▶ [What the exercise asks] Give every entry again, unchanged, and leave its images out.

▶ [Record extracts]
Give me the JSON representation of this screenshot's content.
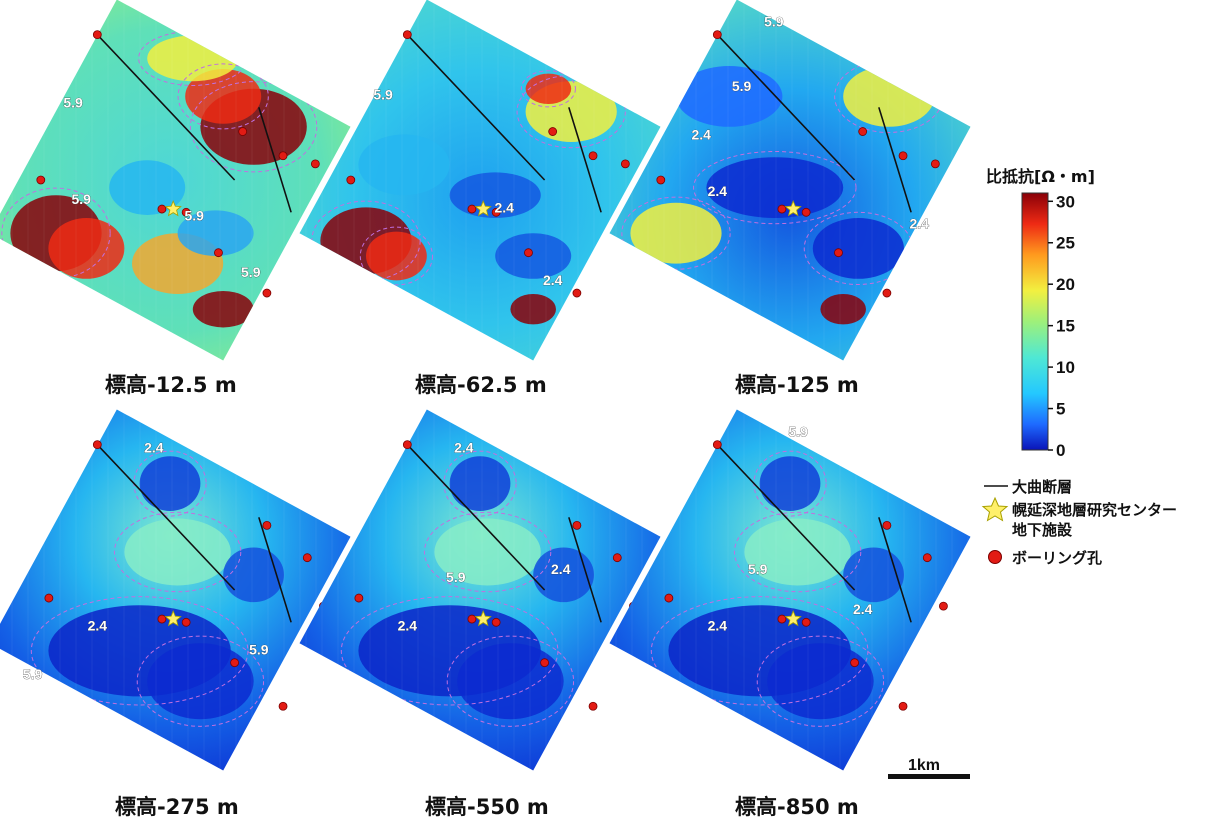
{
  "panels": [
    {
      "label": "標高-12.5 m",
      "contour_labels": [
        "5.9",
        "5.9",
        "5.9",
        "5.9"
      ],
      "theme": "high"
    },
    {
      "label": "標高-62.5 m",
      "contour_labels": [
        "5.9",
        "2.4",
        "2.4"
      ],
      "theme": "mid"
    },
    {
      "label": "標高-125 m",
      "contour_labels": [
        "5.9",
        "5.9",
        "2.4",
        "2.4",
        "2.4"
      ],
      "theme": "midlow"
    },
    {
      "label": "標高-275 m",
      "contour_labels": [
        "2.4",
        "2.4",
        "5.9",
        "5.9"
      ],
      "theme": "low"
    },
    {
      "label": "標高-550 m",
      "contour_labels": [
        "2.4",
        "5.9",
        "2.4",
        "2.4"
      ],
      "theme": "low"
    },
    {
      "label": "標高-850 m",
      "contour_labels": [
        "5.9",
        "5.9",
        "2.4",
        "2.4"
      ],
      "theme": "low"
    }
  ],
  "colorbar": {
    "title": "比抵抗[Ω・m]",
    "min": 0,
    "max": 31,
    "ticks": [
      "0",
      "5",
      "10",
      "15",
      "20",
      "25",
      "30"
    ],
    "tick_values": [
      0,
      5,
      10,
      15,
      20,
      25,
      30
    ],
    "colors": [
      "#0a14b8",
      "#1e6aff",
      "#24c8ff",
      "#4fe8d4",
      "#9ef07a",
      "#f2f040",
      "#ff9a1e",
      "#ee2a14",
      "#8a0008"
    ]
  },
  "legend": {
    "fault": "大曲断層",
    "facility_line1": "幌延深地層研究センター",
    "facility_line2": "地下施設",
    "borehole": "ボーリング孔",
    "fault_color": "#111111",
    "facility_color": "#fff06a",
    "borehole_color": "#e21b14"
  },
  "scale_bar": {
    "label": "1km"
  },
  "icons": {
    "facility": "star-icon",
    "borehole": "red-dot-icon"
  }
}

▶ [Written response]
Give me the JSON representation of this screenshot's content.
{
  "panels": [
    {
      "label": "標高-12.5 m",
      "contour_labels": [
        "5.9",
        "5.9",
        "5.9",
        "5.9"
      ],
      "theme": "high"
    },
    {
      "label": "標高-62.5 m",
      "contour_labels": [
        "5.9",
        "2.4",
        "2.4"
      ],
      "theme": "mid"
    },
    {
      "label": "標高-125 m",
      "contour_labels": [
        "5.9",
        "5.9",
        "2.4",
        "2.4",
        "2.4"
      ],
      "theme": "midlow"
    },
    {
      "label": "標高-275 m",
      "contour_labels": [
        "2.4",
        "2.4",
        "5.9",
        "5.9"
      ],
      "theme": "low"
    },
    {
      "label": "標高-550 m",
      "contour_labels": [
        "2.4",
        "5.9",
        "2.4",
        "2.4"
      ],
      "theme": "low"
    },
    {
      "label": "標高-850 m",
      "contour_labels": [
        "5.9",
        "5.9",
        "2.4",
        "2.4"
      ],
      "theme": "low"
    }
  ],
  "colorbar": {
    "title": "比抵抗[Ω・m]",
    "min": 0,
    "max": 31,
    "ticks": [
      "0",
      "5",
      "10",
      "15",
      "20",
      "25",
      "30"
    ],
    "tick_values": [
      0,
      5,
      10,
      15,
      20,
      25,
      30
    ],
    "colors": [
      "#0a14b8",
      "#1e6aff",
      "#24c8ff",
      "#4fe8d4",
      "#9ef07a",
      "#f2f040",
      "#ff9a1e",
      "#ee2a14",
      "#8a0008"
    ]
  },
  "legend": {
    "fault": "大曲断層",
    "facility_line1": "幌延深地層研究センター",
    "facility_line2": "地下施設",
    "borehole": "ボーリング孔",
    "fault_color": "#111111",
    "facility_color": "#fff06a",
    "borehole_color": "#e21b14"
  },
  "scale_bar": {
    "label": "1km"
  },
  "icons": {
    "facility": "star-icon",
    "borehole": "red-dot-icon"
  }
}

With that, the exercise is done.